> **What the task asks**
All entries are to be given again verbatim.

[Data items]
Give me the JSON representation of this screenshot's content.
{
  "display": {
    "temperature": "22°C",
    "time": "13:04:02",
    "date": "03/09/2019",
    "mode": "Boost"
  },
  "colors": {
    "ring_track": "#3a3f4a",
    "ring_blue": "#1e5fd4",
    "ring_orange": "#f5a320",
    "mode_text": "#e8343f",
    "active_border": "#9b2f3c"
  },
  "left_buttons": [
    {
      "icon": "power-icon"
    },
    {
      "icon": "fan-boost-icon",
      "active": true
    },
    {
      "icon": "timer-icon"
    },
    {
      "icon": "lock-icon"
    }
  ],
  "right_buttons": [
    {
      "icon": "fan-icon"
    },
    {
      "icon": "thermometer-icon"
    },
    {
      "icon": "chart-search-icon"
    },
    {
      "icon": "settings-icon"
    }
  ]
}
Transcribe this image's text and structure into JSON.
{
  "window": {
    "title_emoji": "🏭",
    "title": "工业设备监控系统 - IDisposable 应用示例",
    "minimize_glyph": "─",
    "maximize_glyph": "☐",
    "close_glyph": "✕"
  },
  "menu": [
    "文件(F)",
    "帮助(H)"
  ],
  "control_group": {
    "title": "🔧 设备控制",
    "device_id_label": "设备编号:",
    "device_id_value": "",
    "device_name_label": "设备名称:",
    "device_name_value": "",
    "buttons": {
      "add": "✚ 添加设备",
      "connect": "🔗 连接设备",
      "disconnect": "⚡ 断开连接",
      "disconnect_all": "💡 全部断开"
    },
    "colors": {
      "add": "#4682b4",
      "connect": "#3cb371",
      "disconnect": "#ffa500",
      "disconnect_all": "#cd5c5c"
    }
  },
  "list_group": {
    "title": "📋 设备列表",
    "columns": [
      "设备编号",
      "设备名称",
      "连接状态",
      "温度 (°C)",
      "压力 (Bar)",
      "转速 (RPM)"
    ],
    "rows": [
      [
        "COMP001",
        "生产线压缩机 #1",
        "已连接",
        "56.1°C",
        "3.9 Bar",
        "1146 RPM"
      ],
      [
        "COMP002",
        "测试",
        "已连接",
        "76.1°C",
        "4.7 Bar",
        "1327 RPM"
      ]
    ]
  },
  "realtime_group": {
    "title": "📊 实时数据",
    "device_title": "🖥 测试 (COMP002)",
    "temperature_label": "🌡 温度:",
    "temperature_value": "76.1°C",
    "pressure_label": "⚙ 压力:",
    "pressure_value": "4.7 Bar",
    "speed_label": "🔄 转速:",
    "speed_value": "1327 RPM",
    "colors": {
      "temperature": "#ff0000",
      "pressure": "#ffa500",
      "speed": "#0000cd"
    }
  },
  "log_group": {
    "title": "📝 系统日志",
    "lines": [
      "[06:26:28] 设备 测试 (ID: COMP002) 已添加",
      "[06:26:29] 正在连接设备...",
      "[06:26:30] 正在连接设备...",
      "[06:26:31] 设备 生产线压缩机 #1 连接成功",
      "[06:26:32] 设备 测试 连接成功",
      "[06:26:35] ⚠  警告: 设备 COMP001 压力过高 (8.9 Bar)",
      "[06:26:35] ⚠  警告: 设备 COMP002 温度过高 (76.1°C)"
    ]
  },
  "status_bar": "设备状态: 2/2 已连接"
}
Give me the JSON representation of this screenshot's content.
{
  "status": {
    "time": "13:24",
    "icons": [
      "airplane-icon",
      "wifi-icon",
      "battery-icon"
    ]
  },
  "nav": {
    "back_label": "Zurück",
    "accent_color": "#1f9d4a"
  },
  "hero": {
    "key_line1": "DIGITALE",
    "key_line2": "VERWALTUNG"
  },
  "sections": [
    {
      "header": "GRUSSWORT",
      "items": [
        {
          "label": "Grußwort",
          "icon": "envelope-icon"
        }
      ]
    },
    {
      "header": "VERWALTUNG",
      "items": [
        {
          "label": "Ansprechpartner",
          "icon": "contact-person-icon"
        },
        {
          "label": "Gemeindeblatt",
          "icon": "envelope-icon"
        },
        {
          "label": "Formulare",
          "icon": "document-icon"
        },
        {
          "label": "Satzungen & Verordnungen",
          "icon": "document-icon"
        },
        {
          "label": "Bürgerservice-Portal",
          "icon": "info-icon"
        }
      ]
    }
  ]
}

> **Task output**
Give me the JSON representation of this screenshot's content.
{
  "display": {
    "temperature": "22°C",
    "time": "13:04:02",
    "date": "03/09/2019",
    "mode": "Boost"
  },
  "colors": {
    "ring_track": "#3a3f4a",
    "ring_blue": "#1e5fd4",
    "ring_orange": "#f5a320",
    "mode_text": "#e8343f",
    "active_border": "#9b2f3c"
  },
  "left_buttons": [
    {
      "icon": "power-icon"
    },
    {
      "icon": "fan-boost-icon",
      "active": true
    },
    {
      "icon": "timer-icon"
    },
    {
      "icon": "lock-icon"
    }
  ],
  "right_buttons": [
    {
      "icon": "fan-icon"
    },
    {
      "icon": "thermometer-icon"
    },
    {
      "icon": "chart-search-icon"
    },
    {
      "icon": "settings-icon"
    }
  ]
}
Transcribe this image's text and structure into JSON.
{
  "window": {
    "title_emoji": "🏭",
    "title": "工业设备监控系统 - IDisposable 应用示例",
    "minimize_glyph": "─",
    "maximize_glyph": "☐",
    "close_glyph": "✕"
  },
  "menu": [
    "文件(F)",
    "帮助(H)"
  ],
  "control_group": {
    "title": "🔧 设备控制",
    "device_id_label": "设备编号:",
    "device_id_value": "",
    "device_name_label": "设备名称:",
    "device_name_value": "",
    "buttons": {
      "add": "✚ 添加设备",
      "connect": "🔗 连接设备",
      "disconnect": "⚡ 断开连接",
      "disconnect_all": "💡 全部断开"
    },
    "colors": {
      "add": "#4682b4",
      "connect": "#3cb371",
      "disconnect": "#ffa500",
      "disconnect_all": "#cd5c5c"
    }
  },
  "list_group": {
    "title": "📋 设备列表",
    "columns": [
      "设备编号",
      "设备名称",
      "连接状态",
      "温度 (°C)",
      "压力 (Bar)",
      "转速 (RPM)"
    ],
    "rows": [
      [
        "COMP001",
        "生产线压缩机 #1",
        "已连接",
        "56.1°C",
        "3.9 Bar",
        "1146 RPM"
      ],
      [
        "COMP002",
        "测试",
        "已连接",
        "76.1°C",
        "4.7 Bar",
        "1327 RPM"
      ]
    ]
  },
  "realtime_group": {
    "title": "📊 实时数据",
    "device_title": "🖥 测试 (COMP002)",
    "temperature_label": "🌡 温度:",
    "temperature_value": "76.1°C",
    "pressure_label": "⚙ 压力:",
    "pressure_value": "4.7 Bar",
    "speed_label": "🔄 转速:",
    "speed_value": "1327 RPM",
    "colors": {
      "temperature": "#ff0000",
      "pressure": "#ffa500",
      "speed": "#0000cd"
    }
  },
  "log_group": {
    "title": "📝 系统日志",
    "lines": [
      "[06:26:28] 设备 测试 (ID: COMP002) 已添加",
      "[06:26:29] 正在连接设备...",
      "[06:26:30] 正在连接设备...",
      "[06:26:31] 设备 生产线压缩机 #1 连接成功",
      "[06:26:32] 设备 测试 连接成功",
      "[06:26:35] ⚠  警告: 设备 COMP001 压力过高 (8.9 Bar)",
      "[06:26:35] ⚠  警告: 设备 COMP002 温度过高 (76.1°C)"
    ]
  },
  "status_bar": "设备状态: 2/2 已连接"
}
Give me the JSON representation of this screenshot's content.
{
  "status": {
    "time": "13:24",
    "icons": [
      "airplane-icon",
      "wifi-icon",
      "battery-icon"
    ]
  },
  "nav": {
    "back_label": "Zurück",
    "accent_color": "#1f9d4a"
  },
  "hero": {
    "key_line1": "DIGITALE",
    "key_line2": "VERWALTUNG"
  },
  "sections": [
    {
      "header": "GRUSSWORT",
      "items": [
        {
          "label": "Grußwort",
          "icon": "envelope-icon"
        }
      ]
    },
    {
      "header": "VERWALTUNG",
      "items": [
        {
          "label": "Ansprechpartner",
          "icon": "contact-person-icon"
        },
        {
          "label": "Gemeindeblatt",
          "icon": "envelope-icon"
        },
        {
          "label": "Formulare",
          "icon": "document-icon"
        },
        {
          "label": "Satzungen & Verordnungen",
          "icon": "document-icon"
        },
        {
          "label": "Bürgerservice-Portal",
          "icon": "info-icon"
        }
      ]
    }
  ]
}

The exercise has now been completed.